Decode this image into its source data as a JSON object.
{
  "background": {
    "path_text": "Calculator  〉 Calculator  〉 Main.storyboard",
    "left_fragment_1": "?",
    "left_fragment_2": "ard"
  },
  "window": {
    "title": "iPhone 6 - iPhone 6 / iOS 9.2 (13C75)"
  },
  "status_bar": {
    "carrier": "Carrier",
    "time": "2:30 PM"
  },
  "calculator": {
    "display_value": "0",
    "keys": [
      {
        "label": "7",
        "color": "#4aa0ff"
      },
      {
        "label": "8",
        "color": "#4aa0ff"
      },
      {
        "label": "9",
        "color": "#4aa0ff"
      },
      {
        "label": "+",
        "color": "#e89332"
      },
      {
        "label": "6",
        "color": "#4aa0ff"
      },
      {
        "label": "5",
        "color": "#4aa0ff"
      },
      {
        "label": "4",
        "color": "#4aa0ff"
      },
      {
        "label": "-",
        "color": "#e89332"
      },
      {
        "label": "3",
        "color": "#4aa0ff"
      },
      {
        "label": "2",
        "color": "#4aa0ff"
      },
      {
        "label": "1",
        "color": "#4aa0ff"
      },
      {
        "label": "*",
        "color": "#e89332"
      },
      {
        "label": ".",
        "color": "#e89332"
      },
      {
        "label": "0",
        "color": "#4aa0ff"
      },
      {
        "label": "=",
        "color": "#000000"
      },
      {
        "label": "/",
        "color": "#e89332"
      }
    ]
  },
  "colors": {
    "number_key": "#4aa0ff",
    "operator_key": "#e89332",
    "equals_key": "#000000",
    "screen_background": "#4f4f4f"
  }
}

## Set problem
Please restate the data word for word, every record included.

## Task answer
Decode this image into its source data as a JSON object.
{
  "background": {
    "path_text": "Calculator  〉 Calculator  〉 Main.storyboard",
    "left_fragment_1": "?",
    "left_fragment_2": "ard"
  },
  "window": {
    "title": "iPhone 6 - iPhone 6 / iOS 9.2 (13C75)"
  },
  "status_bar": {
    "carrier": "Carrier",
    "time": "2:30 PM"
  },
  "calculator": {
    "display_value": "0",
    "keys": [
      {
        "label": "7",
        "color": "#4aa0ff"
      },
      {
        "label": "8",
        "color": "#4aa0ff"
      },
      {
        "label": "9",
        "color": "#4aa0ff"
      },
      {
        "label": "+",
        "color": "#e89332"
      },
      {
        "label": "6",
        "color": "#4aa0ff"
      },
      {
        "label": "5",
        "color": "#4aa0ff"
      },
      {
        "label": "4",
        "color": "#4aa0ff"
      },
      {
        "label": "-",
        "color": "#e89332"
      },
      {
        "label": "3",
        "color": "#4aa0ff"
      },
      {
        "label": "2",
        "color": "#4aa0ff"
      },
      {
        "label": "1",
        "color": "#4aa0ff"
      },
      {
        "label": "*",
        "color": "#e89332"
      },
      {
        "label": ".",
        "color": "#e89332"
      },
      {
        "label": "0",
        "color": "#4aa0ff"
      },
      {
        "label": "=",
        "color": "#000000"
      },
      {
        "label": "/",
        "color": "#e89332"
      }
    ]
  },
  "colors": {
    "number_key": "#4aa0ff",
    "operator_key": "#e89332",
    "equals_key": "#000000",
    "screen_background": "#4f4f4f"
  }
}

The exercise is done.